(Dataset entries on figures)
Start
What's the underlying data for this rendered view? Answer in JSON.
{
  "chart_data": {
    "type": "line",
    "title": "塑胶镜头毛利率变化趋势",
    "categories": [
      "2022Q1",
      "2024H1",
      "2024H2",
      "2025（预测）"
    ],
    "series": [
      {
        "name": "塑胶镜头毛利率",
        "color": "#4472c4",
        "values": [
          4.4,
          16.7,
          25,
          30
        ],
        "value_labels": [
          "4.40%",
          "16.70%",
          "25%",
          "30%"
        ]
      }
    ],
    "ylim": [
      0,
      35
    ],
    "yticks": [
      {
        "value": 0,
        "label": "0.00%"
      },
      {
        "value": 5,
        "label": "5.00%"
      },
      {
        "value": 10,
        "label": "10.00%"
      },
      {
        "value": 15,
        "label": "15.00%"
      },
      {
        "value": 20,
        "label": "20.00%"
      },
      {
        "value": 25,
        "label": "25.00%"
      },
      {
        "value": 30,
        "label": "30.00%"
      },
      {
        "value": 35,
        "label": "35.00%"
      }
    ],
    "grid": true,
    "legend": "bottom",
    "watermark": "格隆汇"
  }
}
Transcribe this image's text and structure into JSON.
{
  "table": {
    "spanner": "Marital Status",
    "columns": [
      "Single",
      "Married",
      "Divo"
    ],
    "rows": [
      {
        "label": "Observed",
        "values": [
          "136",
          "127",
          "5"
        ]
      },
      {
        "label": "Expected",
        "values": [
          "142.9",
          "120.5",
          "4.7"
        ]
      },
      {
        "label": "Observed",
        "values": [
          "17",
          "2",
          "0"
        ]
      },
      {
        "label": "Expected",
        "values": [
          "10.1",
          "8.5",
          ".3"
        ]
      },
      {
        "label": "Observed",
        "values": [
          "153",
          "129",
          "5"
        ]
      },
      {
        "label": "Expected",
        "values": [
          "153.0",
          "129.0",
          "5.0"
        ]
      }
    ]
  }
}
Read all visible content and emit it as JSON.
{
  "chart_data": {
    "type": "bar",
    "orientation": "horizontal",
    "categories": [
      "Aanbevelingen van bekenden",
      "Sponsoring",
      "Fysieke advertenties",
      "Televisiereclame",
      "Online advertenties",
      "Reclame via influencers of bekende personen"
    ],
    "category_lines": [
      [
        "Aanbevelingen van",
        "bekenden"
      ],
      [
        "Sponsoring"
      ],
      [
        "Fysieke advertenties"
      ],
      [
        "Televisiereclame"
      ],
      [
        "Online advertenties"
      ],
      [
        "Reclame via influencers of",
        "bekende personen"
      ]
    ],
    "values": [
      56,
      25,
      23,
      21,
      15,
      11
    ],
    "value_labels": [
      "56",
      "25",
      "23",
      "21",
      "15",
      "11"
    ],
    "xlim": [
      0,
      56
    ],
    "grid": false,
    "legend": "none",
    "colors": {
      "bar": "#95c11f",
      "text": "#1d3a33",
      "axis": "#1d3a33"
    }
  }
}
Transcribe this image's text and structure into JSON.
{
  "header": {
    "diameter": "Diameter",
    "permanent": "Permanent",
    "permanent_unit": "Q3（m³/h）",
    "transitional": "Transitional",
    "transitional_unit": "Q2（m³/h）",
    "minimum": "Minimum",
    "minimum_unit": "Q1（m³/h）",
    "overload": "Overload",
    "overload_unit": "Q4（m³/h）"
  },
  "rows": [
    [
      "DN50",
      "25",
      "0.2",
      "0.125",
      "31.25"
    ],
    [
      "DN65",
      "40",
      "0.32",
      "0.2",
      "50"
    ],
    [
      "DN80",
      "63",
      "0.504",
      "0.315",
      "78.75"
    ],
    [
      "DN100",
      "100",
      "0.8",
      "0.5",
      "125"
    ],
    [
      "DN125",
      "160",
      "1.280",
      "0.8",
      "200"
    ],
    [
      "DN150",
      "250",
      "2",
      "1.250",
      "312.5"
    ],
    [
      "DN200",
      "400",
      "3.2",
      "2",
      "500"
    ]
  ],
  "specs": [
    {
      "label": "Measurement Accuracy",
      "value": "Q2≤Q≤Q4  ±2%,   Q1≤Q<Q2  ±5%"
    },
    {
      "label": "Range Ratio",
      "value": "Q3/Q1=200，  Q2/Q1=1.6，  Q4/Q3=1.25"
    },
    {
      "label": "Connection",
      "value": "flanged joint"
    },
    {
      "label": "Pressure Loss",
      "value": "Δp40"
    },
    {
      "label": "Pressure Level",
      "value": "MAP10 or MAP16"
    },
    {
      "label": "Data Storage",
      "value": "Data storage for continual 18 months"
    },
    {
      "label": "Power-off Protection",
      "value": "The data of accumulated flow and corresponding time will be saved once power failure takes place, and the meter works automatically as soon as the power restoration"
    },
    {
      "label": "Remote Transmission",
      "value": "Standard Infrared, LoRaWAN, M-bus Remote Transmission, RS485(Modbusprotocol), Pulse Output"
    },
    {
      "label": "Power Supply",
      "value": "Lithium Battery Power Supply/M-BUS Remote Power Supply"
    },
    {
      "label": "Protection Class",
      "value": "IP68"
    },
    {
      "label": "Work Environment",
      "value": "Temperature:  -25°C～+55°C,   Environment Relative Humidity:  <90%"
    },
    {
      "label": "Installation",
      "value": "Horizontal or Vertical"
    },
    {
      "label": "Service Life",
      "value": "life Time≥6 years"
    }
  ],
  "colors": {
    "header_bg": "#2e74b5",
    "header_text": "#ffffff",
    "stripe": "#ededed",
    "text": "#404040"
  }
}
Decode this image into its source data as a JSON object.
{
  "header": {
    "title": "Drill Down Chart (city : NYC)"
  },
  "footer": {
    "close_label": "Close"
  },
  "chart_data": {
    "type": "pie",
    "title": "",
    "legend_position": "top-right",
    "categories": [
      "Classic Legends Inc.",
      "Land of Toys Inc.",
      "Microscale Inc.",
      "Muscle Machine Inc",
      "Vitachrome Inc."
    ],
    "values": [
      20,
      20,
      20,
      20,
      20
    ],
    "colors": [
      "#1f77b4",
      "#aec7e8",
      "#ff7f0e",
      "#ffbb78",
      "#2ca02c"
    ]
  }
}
End
_OBJECTIVE:_ From the data, pick out every line that includes "this".

_PROBLEM SOLUTION:_
What's the underlying data for this rendered view? Answer in JSON.
Transcribe this image's text and structure into JSON.
Transcribe this image's text and structure into JSON.
Decode this image into its source data as a JSON object.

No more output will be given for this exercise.